## Requirement
Only the number is wanted: how many lines of these entries contain the word "data"?
◆ ◆ ◆ ◆
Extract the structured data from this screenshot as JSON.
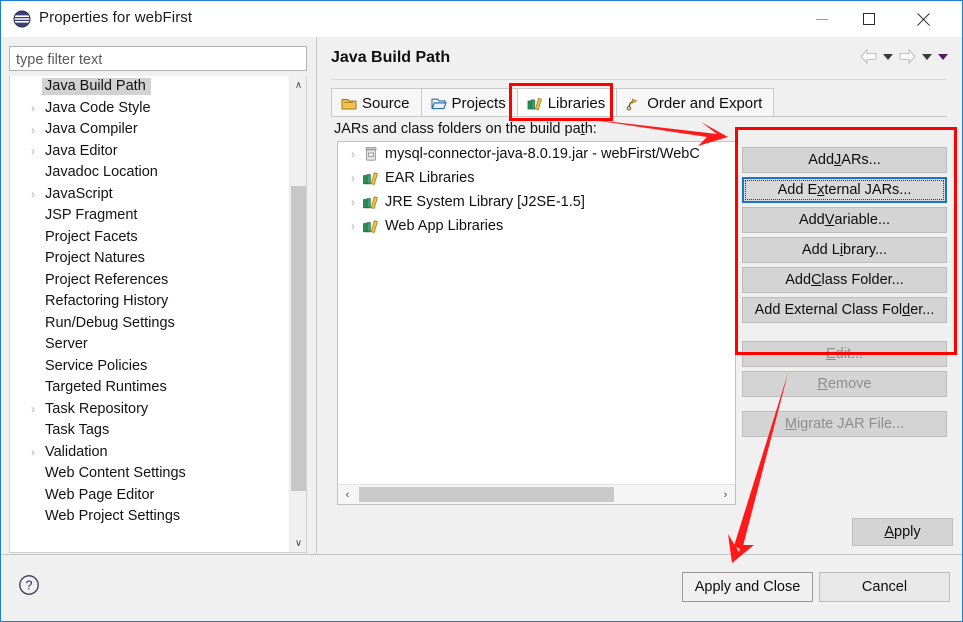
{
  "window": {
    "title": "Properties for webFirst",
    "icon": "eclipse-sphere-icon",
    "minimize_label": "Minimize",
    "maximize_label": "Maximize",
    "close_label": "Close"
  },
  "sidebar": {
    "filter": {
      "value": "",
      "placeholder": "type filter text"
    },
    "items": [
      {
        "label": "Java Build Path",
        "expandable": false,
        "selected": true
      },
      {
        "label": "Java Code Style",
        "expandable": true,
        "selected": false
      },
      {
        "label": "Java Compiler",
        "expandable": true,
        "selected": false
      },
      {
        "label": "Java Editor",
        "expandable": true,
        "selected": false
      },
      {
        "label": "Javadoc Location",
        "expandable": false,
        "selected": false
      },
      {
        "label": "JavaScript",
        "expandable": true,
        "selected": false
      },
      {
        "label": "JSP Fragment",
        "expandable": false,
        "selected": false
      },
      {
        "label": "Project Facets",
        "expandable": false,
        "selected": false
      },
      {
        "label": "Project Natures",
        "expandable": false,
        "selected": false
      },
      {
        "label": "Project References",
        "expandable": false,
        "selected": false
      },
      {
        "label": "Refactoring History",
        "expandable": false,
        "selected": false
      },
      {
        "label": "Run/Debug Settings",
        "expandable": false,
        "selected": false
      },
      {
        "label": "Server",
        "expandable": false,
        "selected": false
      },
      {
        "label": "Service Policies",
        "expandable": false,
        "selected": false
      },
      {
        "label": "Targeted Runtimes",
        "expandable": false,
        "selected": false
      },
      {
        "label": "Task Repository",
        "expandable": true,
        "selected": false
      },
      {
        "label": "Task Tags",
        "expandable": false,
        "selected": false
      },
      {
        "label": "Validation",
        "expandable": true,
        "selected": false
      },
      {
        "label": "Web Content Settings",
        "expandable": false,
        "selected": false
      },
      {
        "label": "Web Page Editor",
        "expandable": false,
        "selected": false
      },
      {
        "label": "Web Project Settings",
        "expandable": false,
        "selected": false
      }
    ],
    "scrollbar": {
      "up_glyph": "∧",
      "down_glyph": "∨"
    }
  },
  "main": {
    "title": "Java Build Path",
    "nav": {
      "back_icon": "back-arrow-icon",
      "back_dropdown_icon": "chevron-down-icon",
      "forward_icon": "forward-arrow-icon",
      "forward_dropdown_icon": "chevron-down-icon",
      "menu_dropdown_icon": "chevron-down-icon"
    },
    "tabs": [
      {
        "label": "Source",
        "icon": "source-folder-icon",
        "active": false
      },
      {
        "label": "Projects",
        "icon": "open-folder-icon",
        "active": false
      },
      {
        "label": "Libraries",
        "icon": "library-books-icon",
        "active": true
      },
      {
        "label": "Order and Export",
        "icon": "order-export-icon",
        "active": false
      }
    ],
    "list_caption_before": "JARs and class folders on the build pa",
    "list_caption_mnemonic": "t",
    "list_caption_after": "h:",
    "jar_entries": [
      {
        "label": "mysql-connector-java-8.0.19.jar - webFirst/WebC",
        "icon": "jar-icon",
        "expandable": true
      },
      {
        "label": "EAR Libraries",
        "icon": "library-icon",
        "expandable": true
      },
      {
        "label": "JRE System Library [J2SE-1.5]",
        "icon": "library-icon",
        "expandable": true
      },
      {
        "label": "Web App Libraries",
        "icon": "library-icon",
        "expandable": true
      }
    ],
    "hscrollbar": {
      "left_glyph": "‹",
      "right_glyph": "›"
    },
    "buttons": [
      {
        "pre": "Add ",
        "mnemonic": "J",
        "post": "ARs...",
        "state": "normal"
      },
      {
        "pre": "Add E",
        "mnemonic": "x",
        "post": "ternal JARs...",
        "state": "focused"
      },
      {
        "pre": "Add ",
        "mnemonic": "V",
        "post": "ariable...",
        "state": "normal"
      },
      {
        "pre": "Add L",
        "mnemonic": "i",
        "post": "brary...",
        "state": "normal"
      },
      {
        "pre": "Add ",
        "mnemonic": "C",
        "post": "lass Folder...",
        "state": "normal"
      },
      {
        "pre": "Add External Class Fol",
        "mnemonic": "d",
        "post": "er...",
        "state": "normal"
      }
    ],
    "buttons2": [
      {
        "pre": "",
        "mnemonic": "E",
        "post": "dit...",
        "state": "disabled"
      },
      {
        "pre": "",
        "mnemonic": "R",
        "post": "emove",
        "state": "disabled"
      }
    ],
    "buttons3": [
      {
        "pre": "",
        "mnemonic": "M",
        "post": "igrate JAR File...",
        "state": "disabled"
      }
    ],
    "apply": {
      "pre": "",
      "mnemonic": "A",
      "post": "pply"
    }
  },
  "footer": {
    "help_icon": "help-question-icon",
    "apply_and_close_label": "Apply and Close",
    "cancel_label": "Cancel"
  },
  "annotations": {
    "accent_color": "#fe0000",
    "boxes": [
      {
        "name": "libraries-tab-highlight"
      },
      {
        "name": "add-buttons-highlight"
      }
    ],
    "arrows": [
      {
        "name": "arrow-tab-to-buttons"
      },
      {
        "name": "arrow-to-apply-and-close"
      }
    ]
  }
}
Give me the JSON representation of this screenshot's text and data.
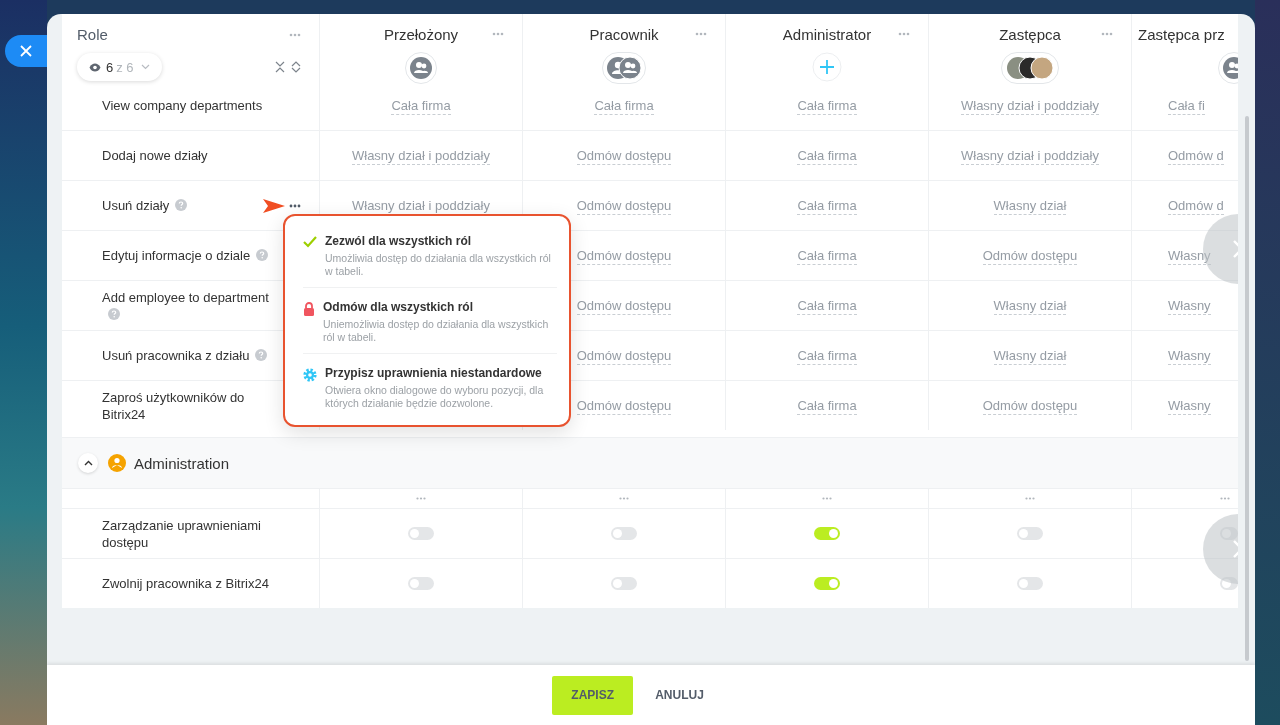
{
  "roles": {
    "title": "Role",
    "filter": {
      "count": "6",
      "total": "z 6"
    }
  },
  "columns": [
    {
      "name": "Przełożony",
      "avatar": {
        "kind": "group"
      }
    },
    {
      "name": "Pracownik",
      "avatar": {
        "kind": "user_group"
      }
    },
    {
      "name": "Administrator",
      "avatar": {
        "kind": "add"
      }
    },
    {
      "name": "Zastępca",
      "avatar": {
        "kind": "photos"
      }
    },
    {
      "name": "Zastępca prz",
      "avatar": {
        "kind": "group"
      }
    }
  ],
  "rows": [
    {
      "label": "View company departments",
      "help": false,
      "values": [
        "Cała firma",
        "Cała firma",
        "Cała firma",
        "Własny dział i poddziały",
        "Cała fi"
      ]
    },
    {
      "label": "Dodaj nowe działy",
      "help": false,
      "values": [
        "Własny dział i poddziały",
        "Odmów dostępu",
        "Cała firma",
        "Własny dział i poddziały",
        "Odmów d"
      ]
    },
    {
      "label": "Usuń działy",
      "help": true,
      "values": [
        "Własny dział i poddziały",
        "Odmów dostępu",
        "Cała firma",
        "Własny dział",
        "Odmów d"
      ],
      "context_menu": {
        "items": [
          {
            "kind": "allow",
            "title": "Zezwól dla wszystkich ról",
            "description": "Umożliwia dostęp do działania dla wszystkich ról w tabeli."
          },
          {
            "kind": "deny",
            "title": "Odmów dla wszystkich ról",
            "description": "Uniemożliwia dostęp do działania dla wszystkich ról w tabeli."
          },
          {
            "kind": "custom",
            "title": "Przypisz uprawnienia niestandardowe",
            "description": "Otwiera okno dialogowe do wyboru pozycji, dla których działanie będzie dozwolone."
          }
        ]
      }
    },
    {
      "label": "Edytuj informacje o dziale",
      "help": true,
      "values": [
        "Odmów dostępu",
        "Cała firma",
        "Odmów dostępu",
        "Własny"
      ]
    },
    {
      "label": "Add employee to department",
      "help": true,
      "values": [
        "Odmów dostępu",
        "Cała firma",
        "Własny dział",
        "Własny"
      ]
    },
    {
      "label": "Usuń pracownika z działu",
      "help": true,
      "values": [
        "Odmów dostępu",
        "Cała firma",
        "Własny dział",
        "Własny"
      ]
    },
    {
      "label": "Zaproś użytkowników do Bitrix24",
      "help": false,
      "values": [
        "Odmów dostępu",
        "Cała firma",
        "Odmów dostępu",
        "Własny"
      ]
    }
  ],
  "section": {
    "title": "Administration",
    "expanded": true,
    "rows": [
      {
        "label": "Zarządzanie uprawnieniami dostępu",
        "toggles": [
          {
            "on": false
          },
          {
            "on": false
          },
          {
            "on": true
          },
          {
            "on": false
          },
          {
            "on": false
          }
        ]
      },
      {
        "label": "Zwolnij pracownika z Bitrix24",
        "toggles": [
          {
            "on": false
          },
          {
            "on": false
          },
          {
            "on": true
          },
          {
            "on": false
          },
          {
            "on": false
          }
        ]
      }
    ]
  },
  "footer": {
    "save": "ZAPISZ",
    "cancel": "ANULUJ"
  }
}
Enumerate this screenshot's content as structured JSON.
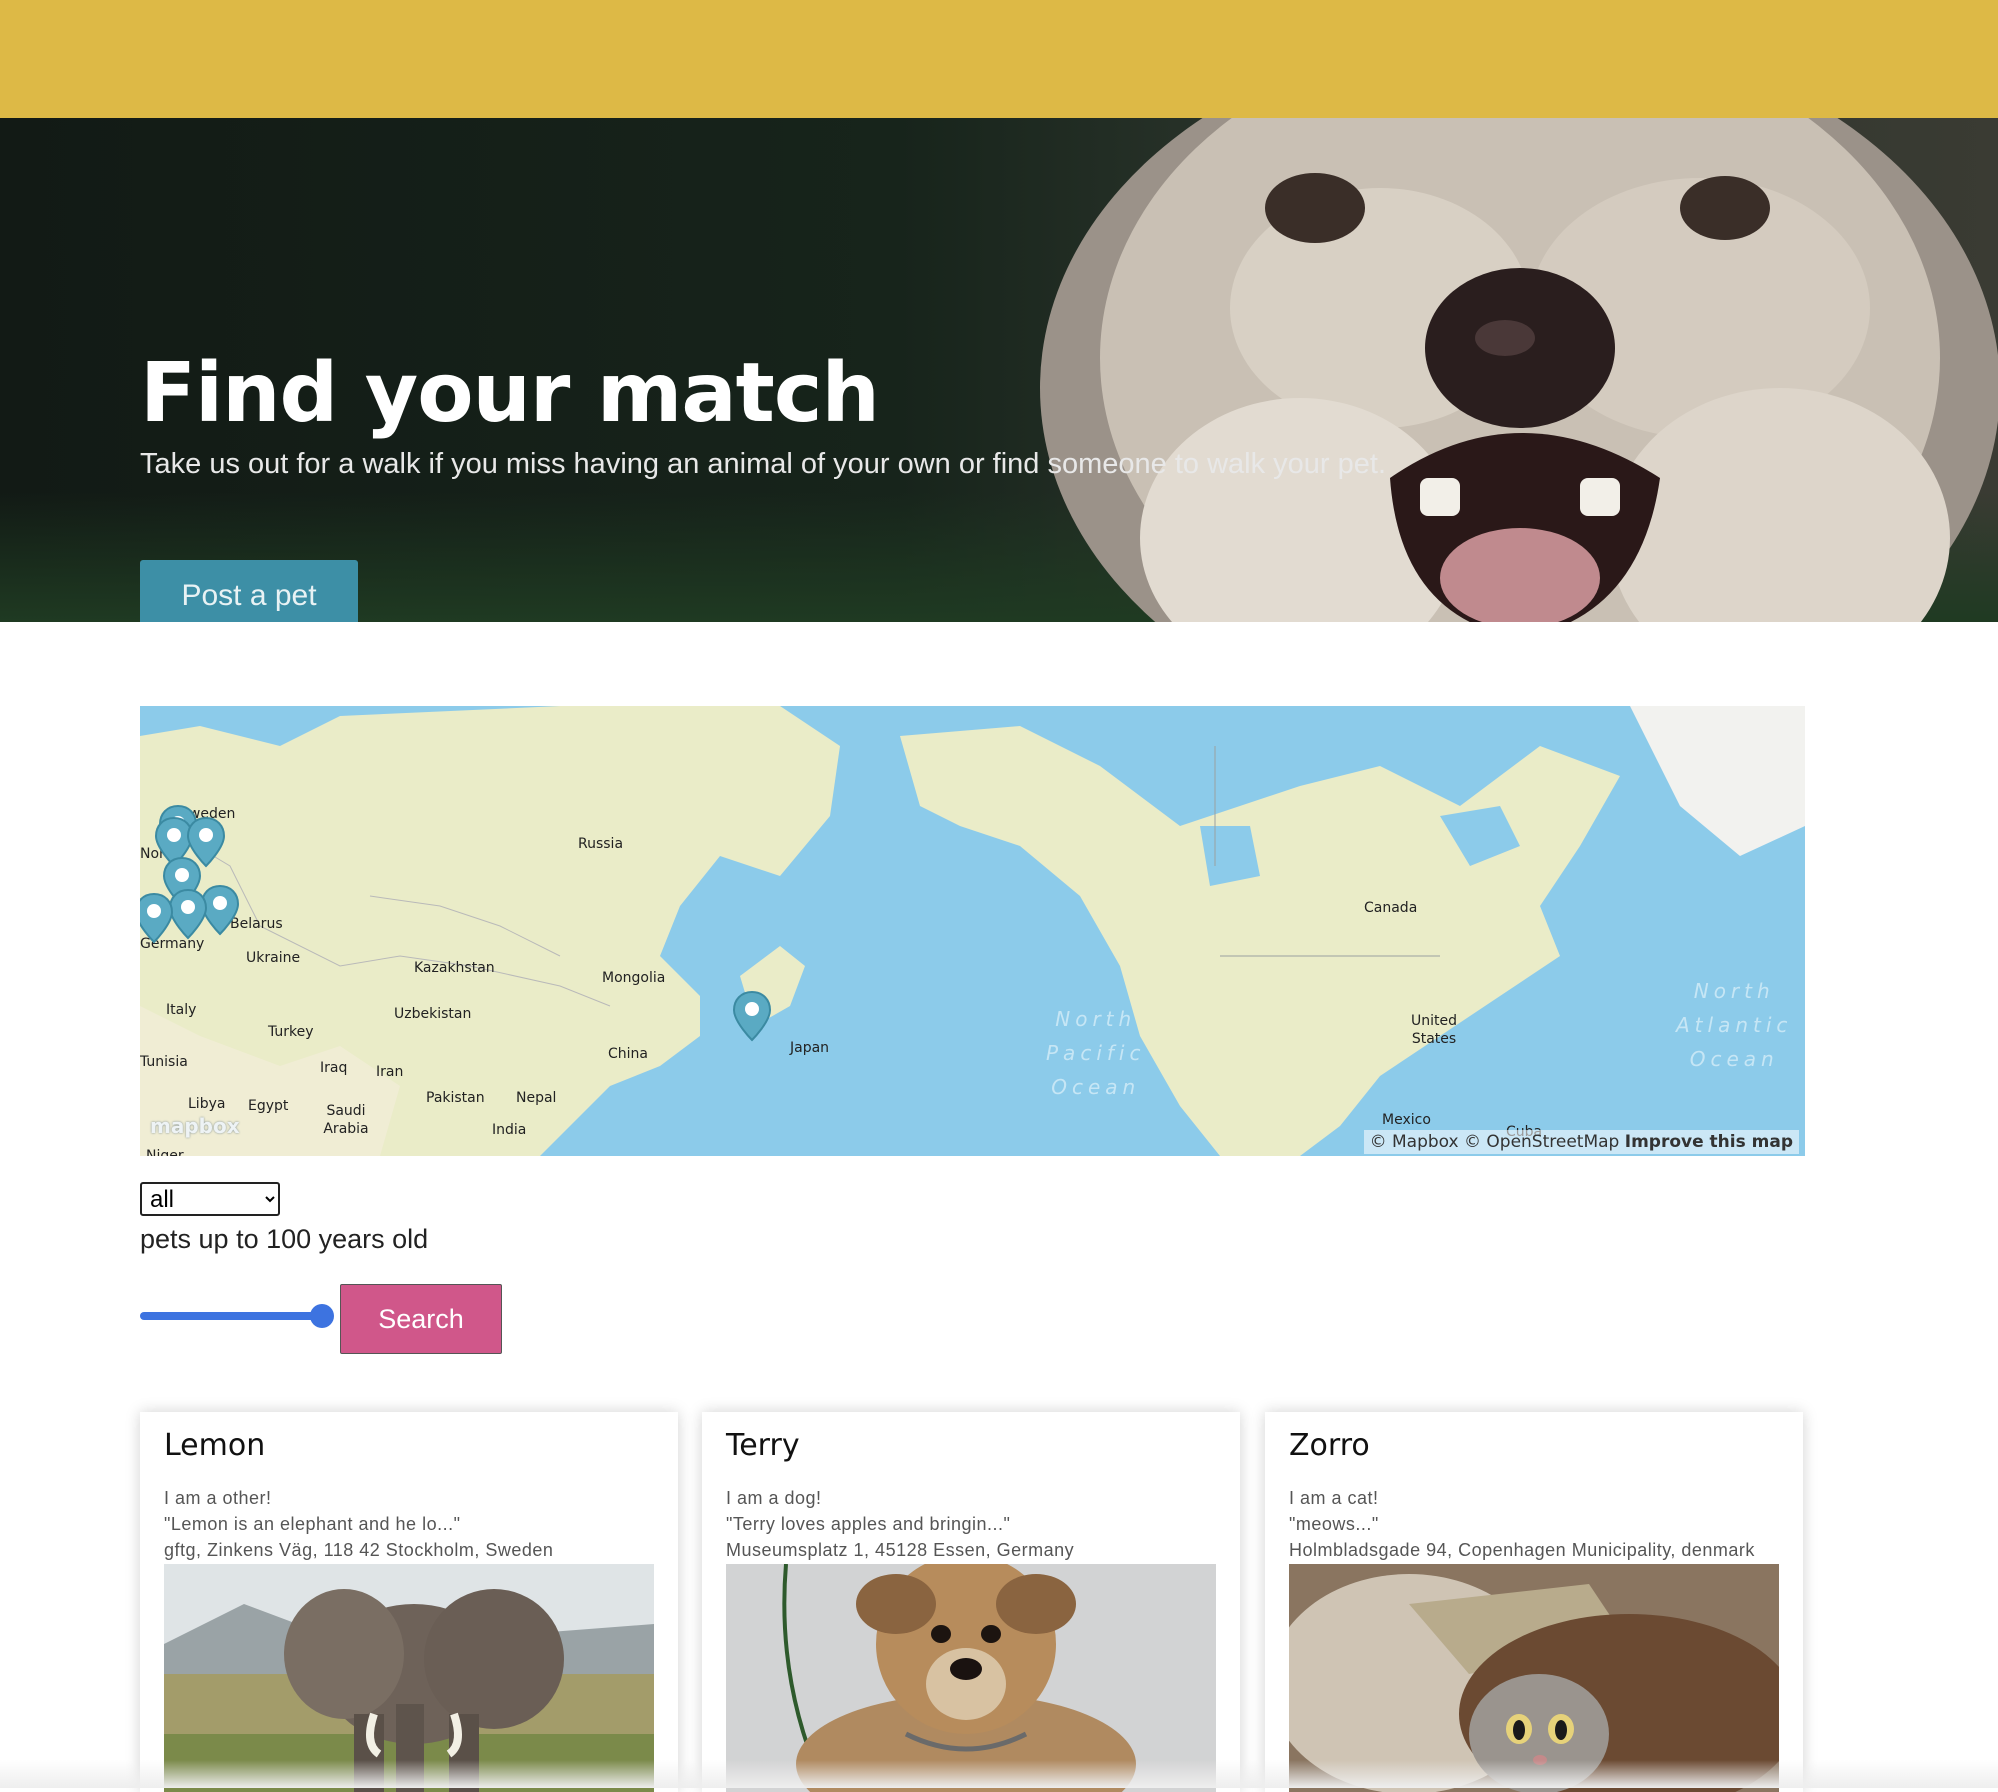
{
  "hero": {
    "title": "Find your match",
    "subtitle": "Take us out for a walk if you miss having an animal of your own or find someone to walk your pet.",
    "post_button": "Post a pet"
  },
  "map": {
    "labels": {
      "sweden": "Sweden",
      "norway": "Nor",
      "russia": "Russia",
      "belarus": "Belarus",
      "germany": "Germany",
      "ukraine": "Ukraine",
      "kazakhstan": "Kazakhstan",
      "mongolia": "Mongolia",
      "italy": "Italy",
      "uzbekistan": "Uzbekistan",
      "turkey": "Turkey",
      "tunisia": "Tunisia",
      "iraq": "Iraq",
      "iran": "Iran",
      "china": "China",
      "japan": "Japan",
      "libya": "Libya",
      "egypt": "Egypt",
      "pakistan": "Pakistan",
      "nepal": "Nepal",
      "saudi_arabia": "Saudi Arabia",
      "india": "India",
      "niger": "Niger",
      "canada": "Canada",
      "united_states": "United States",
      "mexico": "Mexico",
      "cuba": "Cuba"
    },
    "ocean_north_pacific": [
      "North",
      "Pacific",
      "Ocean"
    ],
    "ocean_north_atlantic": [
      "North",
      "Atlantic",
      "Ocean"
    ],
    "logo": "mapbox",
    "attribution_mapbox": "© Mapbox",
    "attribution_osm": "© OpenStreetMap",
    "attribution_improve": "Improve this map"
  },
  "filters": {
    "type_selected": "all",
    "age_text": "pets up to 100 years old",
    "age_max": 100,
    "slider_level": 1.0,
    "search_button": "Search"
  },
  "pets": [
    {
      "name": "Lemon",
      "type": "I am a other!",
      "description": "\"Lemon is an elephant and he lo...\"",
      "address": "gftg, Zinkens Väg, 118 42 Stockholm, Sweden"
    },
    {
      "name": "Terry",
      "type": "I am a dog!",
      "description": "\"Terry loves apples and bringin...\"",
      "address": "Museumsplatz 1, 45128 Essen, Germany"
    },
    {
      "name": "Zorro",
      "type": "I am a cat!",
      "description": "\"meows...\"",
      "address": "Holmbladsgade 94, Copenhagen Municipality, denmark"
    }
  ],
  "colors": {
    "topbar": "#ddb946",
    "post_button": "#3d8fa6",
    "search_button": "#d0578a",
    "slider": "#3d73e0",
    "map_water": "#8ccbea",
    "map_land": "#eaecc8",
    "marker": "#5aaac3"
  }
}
◆ ◆ ◆ ◆
## The completed task
2